* Given request: Copy all of the material word for word, except for the pictures.

* Data records:
* * * * *

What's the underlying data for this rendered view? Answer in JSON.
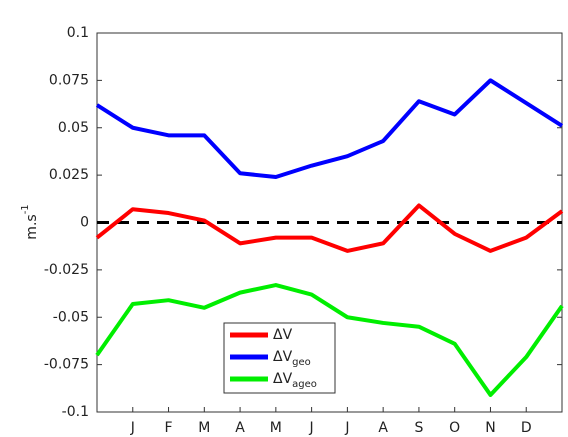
{
  "chart_data": {
    "type": "line",
    "ylabel": "m.s",
    "ylabel_sup": "-1",
    "categories": [
      null,
      "J",
      "F",
      "M",
      "A",
      "M",
      "J",
      "J",
      "A",
      "S",
      "O",
      "N",
      "D",
      null
    ],
    "series": [
      {
        "name": "ΔV",
        "color": "#ff0000",
        "values": [
          -0.008,
          0.007,
          0.005,
          0.001,
          -0.011,
          -0.008,
          -0.008,
          -0.015,
          -0.011,
          0.009,
          -0.006,
          -0.015,
          -0.008,
          0.006
        ]
      },
      {
        "name": "ΔV",
        "subscript": "geo",
        "color": "#0000ff",
        "values": [
          0.062,
          0.05,
          0.046,
          0.046,
          0.026,
          0.024,
          0.03,
          0.035,
          0.043,
          0.064,
          0.057,
          0.075,
          0.063,
          0.051
        ]
      },
      {
        "name": "ΔV",
        "subscript": "ageo",
        "color": "#00ee00",
        "values": [
          -0.07,
          -0.043,
          -0.041,
          -0.045,
          -0.037,
          -0.033,
          -0.038,
          -0.05,
          -0.053,
          -0.055,
          -0.064,
          -0.091,
          -0.071,
          -0.044
        ]
      }
    ],
    "hline": 0,
    "ylim": [
      -0.1,
      0.1
    ],
    "yticks": [
      -0.1,
      -0.075,
      -0.05,
      -0.025,
      0,
      0.025,
      0.05,
      0.075,
      0.1
    ],
    "legend": "lower center",
    "grid": false
  }
}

* * * * *

* Expected answer:
What's the underlying data for this rendered view? Answer in JSON.
{
  "chart_data": {
    "type": "line",
    "ylabel": "m.s",
    "ylabel_sup": "-1",
    "categories": [
      null,
      "J",
      "F",
      "M",
      "A",
      "M",
      "J",
      "J",
      "A",
      "S",
      "O",
      "N",
      "D",
      null
    ],
    "series": [
      {
        "name": "ΔV",
        "color": "#ff0000",
        "values": [
          -0.008,
          0.007,
          0.005,
          0.001,
          -0.011,
          -0.008,
          -0.008,
          -0.015,
          -0.011,
          0.009,
          -0.006,
          -0.015,
          -0.008,
          0.006
        ]
      },
      {
        "name": "ΔV",
        "subscript": "geo",
        "color": "#0000ff",
        "values": [
          0.062,
          0.05,
          0.046,
          0.046,
          0.026,
          0.024,
          0.03,
          0.035,
          0.043,
          0.064,
          0.057,
          0.075,
          0.063,
          0.051
        ]
      },
      {
        "name": "ΔV",
        "subscript": "ageo",
        "color": "#00ee00",
        "values": [
          -0.07,
          -0.043,
          -0.041,
          -0.045,
          -0.037,
          -0.033,
          -0.038,
          -0.05,
          -0.053,
          -0.055,
          -0.064,
          -0.091,
          -0.071,
          -0.044
        ]
      }
    ],
    "hline": 0,
    "ylim": [
      -0.1,
      0.1
    ],
    "yticks": [
      -0.1,
      -0.075,
      -0.05,
      -0.025,
      0,
      0.025,
      0.05,
      0.075,
      0.1
    ],
    "legend": "lower center",
    "grid": false
  }
}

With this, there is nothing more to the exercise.